#### WHAT THE TASK ASKS
Reproduce the entries exactly.

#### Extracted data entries
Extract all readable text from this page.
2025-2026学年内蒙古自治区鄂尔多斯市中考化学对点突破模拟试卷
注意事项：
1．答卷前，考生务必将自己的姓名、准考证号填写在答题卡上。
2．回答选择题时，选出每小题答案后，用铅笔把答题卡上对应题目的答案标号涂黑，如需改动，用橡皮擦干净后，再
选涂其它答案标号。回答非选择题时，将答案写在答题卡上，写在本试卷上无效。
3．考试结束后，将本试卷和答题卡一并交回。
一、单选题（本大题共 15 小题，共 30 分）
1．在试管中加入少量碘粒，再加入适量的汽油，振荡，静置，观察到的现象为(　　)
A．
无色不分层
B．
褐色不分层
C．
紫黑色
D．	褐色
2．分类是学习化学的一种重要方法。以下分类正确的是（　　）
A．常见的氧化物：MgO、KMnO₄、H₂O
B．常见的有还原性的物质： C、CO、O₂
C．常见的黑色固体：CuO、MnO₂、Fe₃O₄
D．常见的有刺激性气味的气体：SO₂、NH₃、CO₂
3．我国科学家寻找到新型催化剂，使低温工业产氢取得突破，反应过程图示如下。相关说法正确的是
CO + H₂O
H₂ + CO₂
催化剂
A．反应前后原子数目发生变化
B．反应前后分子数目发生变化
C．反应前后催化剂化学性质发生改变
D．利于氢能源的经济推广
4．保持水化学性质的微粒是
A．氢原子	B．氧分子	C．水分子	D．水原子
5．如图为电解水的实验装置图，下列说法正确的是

#### OUTPUT BELOW
Extract all readable text from this page.
2025-2026学年内蒙古自治区鄂尔多斯市中考化学对点突破模拟试卷
注意事项：
1．答卷前，考生务必将自己的姓名、准考证号填写在答题卡上。
2．回答选择题时，选出每小题答案后，用铅笔把答题卡上对应题目的答案标号涂黑，如需改动，用橡皮擦干净后，再
选涂其它答案标号。回答非选择题时，将答案写在答题卡上，写在本试卷上无效。
3．考试结束后，将本试卷和答题卡一并交回。
一、单选题（本大题共 15 小题，共 30 分）
1．在试管中加入少量碘粒，再加入适量的汽油，振荡，静置，观察到的现象为(　　)
A．
无色不分层
B．
褐色不分层
C．
紫黑色
D．	褐色
2．分类是学习化学的一种重要方法。以下分类正确的是（　　）
A．常见的氧化物：MgO、KMnO₄、H₂O
B．常见的有还原性的物质： C、CO、O₂
C．常见的黑色固体：CuO、MnO₂、Fe₃O₄
D．常见的有刺激性气味的气体：SO₂、NH₃、CO₂
3．我国科学家寻找到新型催化剂，使低温工业产氢取得突破，反应过程图示如下。相关说法正确的是
CO + H₂O
H₂ + CO₂
催化剂
A．反应前后原子数目发生变化
B．反应前后分子数目发生变化
C．反应前后催化剂化学性质发生改变
D．利于氢能源的经济推广
4．保持水化学性质的微粒是
A．氢原子	B．氧分子	C．水分子	D．水原子
5．如图为电解水的实验装置图，下列说法正确的是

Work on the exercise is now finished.